● **Problem details**: Write out exactly, please, the lines from the one containing "OCR this image." to the end of the material.

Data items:
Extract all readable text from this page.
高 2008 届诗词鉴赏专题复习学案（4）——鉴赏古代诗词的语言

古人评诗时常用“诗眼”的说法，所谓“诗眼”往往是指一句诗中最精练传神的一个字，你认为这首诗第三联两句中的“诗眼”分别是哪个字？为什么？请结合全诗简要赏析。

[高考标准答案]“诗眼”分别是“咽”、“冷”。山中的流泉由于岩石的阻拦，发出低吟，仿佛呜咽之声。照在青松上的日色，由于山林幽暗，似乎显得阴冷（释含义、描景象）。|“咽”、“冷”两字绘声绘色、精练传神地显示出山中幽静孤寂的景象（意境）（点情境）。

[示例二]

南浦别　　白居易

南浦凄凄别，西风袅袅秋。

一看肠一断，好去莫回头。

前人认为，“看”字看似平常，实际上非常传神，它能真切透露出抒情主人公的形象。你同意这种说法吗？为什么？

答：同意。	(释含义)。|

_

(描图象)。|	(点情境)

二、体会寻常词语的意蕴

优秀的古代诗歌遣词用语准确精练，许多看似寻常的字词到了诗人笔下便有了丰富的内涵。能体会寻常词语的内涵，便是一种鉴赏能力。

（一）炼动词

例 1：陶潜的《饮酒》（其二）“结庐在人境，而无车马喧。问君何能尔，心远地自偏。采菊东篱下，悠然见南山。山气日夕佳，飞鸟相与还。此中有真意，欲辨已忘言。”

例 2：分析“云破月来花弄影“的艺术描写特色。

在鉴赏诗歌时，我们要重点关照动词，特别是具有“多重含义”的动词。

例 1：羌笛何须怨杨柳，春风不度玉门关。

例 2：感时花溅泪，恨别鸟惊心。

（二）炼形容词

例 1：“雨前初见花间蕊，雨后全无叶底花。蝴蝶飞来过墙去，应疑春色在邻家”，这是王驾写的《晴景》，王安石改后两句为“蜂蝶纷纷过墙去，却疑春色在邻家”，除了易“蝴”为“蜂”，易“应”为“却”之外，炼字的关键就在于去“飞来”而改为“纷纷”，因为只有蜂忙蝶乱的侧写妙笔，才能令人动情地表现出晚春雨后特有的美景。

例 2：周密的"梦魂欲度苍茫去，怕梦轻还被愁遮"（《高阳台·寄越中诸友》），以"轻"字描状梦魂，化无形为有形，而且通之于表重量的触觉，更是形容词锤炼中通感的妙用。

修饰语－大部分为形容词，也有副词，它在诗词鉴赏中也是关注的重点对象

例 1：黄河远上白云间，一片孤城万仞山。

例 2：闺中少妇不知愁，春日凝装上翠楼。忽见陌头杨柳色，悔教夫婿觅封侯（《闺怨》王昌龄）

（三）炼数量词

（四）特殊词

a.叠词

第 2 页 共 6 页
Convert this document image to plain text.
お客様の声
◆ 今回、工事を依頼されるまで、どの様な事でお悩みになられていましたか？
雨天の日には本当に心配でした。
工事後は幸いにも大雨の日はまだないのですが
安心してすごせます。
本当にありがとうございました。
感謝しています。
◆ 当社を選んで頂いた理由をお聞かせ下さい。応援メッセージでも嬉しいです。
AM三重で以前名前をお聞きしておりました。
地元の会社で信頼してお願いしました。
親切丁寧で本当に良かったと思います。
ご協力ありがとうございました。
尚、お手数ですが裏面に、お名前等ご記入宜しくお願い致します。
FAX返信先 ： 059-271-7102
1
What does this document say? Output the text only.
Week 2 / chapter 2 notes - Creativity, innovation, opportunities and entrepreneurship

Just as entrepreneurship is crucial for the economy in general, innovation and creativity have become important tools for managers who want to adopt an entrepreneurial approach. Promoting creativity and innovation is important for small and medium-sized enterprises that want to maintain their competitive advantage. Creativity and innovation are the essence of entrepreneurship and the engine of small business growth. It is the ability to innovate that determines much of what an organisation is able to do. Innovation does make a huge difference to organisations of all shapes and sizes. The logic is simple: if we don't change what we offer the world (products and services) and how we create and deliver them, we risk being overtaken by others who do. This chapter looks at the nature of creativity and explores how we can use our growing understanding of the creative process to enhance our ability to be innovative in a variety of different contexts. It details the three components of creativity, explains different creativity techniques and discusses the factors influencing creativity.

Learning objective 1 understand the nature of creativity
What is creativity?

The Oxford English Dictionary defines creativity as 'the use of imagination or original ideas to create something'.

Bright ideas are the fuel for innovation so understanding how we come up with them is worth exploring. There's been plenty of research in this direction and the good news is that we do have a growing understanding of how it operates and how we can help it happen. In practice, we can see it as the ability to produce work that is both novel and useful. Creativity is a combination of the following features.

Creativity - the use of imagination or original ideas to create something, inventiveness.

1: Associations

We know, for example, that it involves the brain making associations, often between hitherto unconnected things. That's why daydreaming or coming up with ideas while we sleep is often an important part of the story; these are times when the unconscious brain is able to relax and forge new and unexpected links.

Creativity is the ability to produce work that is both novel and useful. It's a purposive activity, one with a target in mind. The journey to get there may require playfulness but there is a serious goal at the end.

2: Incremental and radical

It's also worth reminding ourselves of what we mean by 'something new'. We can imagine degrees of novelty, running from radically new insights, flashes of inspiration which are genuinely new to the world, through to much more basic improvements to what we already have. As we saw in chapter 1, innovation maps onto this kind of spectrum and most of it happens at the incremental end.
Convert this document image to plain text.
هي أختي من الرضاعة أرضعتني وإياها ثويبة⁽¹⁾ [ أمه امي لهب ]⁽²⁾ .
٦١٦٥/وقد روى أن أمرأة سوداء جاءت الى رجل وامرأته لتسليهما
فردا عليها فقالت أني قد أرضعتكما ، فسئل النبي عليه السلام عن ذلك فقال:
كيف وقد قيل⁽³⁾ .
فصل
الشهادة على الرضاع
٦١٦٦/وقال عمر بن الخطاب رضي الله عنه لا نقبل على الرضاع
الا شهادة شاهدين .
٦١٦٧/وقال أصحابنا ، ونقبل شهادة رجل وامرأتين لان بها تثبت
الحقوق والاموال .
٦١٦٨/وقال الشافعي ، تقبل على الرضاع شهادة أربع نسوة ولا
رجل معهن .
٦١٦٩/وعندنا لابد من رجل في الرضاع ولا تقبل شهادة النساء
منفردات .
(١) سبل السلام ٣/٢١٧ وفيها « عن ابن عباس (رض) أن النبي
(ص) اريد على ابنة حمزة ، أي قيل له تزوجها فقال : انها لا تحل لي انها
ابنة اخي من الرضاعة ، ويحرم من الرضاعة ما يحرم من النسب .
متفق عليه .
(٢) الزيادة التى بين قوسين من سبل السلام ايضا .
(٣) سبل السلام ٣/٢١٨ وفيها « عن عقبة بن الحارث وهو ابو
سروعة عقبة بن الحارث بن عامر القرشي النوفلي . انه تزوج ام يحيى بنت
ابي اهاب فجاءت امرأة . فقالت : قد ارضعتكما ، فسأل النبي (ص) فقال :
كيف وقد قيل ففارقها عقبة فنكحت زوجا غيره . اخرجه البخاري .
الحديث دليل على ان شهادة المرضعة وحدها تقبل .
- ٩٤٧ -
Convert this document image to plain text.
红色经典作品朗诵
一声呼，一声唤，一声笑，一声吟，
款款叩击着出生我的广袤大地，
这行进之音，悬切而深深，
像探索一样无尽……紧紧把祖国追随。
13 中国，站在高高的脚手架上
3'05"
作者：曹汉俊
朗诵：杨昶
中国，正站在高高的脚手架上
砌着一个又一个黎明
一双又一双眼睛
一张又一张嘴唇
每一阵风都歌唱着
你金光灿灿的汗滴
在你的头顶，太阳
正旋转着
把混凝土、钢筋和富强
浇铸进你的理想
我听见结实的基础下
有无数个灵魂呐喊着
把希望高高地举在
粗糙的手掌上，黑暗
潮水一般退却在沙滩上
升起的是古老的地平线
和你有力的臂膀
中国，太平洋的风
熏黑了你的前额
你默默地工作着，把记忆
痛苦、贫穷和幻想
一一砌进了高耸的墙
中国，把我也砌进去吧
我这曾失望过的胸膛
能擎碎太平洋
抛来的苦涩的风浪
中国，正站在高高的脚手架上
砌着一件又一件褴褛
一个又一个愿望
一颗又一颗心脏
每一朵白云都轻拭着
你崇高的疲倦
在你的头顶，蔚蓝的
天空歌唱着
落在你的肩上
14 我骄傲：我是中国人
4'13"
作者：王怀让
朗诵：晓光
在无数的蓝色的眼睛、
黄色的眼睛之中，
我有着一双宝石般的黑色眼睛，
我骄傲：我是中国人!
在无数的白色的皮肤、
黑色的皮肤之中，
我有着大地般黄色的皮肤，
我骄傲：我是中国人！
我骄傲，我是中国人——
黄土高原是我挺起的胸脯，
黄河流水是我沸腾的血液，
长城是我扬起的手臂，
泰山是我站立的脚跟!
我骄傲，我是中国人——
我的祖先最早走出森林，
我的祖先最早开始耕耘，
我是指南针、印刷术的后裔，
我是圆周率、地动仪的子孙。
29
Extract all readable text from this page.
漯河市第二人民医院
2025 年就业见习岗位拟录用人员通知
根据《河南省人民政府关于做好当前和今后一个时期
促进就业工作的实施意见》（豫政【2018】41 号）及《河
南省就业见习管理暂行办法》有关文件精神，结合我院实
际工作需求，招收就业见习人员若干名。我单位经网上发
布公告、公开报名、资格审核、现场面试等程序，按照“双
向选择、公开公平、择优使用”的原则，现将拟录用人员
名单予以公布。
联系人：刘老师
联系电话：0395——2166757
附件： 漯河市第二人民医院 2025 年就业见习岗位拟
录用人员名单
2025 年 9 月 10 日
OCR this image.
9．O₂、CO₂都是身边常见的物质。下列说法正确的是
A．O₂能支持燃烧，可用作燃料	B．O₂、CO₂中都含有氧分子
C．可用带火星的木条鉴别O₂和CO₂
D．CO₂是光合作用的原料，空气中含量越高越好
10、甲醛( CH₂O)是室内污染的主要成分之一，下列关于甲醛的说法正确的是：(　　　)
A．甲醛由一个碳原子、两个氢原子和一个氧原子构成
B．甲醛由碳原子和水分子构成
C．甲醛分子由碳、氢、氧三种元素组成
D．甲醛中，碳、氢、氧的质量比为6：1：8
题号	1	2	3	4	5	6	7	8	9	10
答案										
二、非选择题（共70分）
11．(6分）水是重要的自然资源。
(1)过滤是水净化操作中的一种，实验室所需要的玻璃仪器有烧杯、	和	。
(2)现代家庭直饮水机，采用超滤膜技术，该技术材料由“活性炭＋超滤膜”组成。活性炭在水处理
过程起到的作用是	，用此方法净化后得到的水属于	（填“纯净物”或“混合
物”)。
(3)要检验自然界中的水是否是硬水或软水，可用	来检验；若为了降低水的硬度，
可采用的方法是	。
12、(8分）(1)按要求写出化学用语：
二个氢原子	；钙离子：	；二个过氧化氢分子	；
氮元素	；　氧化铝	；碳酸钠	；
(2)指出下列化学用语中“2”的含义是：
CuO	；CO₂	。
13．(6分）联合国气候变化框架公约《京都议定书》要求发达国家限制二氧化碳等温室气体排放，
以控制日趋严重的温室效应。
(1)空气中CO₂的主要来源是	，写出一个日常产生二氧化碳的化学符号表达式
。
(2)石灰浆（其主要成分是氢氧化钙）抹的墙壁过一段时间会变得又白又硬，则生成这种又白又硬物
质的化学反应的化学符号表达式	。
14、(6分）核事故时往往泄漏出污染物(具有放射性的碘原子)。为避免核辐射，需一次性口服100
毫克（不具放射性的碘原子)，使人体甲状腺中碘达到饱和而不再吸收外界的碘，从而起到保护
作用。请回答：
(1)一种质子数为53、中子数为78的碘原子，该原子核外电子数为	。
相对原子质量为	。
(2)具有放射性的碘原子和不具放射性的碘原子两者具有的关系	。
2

● **Task output**:
OCR this image.
9．O₂、CO₂都是身边常见的物质。下列说法正确的是
A．O₂能支持燃烧，可用作燃料	B．O₂、CO₂中都含有氧分子
C．可用带火星的木条鉴别O₂和CO₂
D．CO₂是光合作用的原料，空气中含量越高越好
10、甲醛( CH₂O)是室内污染的主要成分之一，下列关于甲醛的说法正确的是：(　　　)
A．甲醛由一个碳原子、两个氢原子和一个氧原子构成
B．甲醛由碳原子和水分子构成
C．甲醛分子由碳、氢、氧三种元素组成
D．甲醛中，碳、氢、氧的质量比为6：1：8
题号	1	2	3	4	5	6	7	8	9	10
答案										
二、非选择题（共70分）
11．(6分）水是重要的自然资源。
(1)过滤是水净化操作中的一种，实验室所需要的玻璃仪器有烧杯、	和	。
(2)现代家庭直饮水机，采用超滤膜技术，该技术材料由“活性炭＋超滤膜”组成。活性炭在水处理
过程起到的作用是	，用此方法净化后得到的水属于	（填“纯净物”或“混合
物”)。
(3)要检验自然界中的水是否是硬水或软水，可用	来检验；若为了降低水的硬度，
可采用的方法是	。
12、(8分）(1)按要求写出化学用语：
二个氢原子	；钙离子：	；二个过氧化氢分子	；
氮元素	；　氧化铝	；碳酸钠	；
(2)指出下列化学用语中“2”的含义是：
CuO	；CO₂	。
13．(6分）联合国气候变化框架公约《京都议定书》要求发达国家限制二氧化碳等温室气体排放，
以控制日趋严重的温室效应。
(1)空气中CO₂的主要来源是	，写出一个日常产生二氧化碳的化学符号表达式
。
(2)石灰浆（其主要成分是氢氧化钙）抹的墙壁过一段时间会变得又白又硬，则生成这种又白又硬物
质的化学反应的化学符号表达式	。
14、(6分）核事故时往往泄漏出污染物(具有放射性的碘原子)。为避免核辐射，需一次性口服100
毫克（不具放射性的碘原子)，使人体甲状腺中碘达到饱和而不再吸收外界的碘，从而起到保护
作用。请回答：
(1)一种质子数为53、中子数为78的碘原子，该原子核外电子数为	。
相对原子质量为	。
(2)具有放射性的碘原子和不具放射性的碘原子两者具有的关系	。
2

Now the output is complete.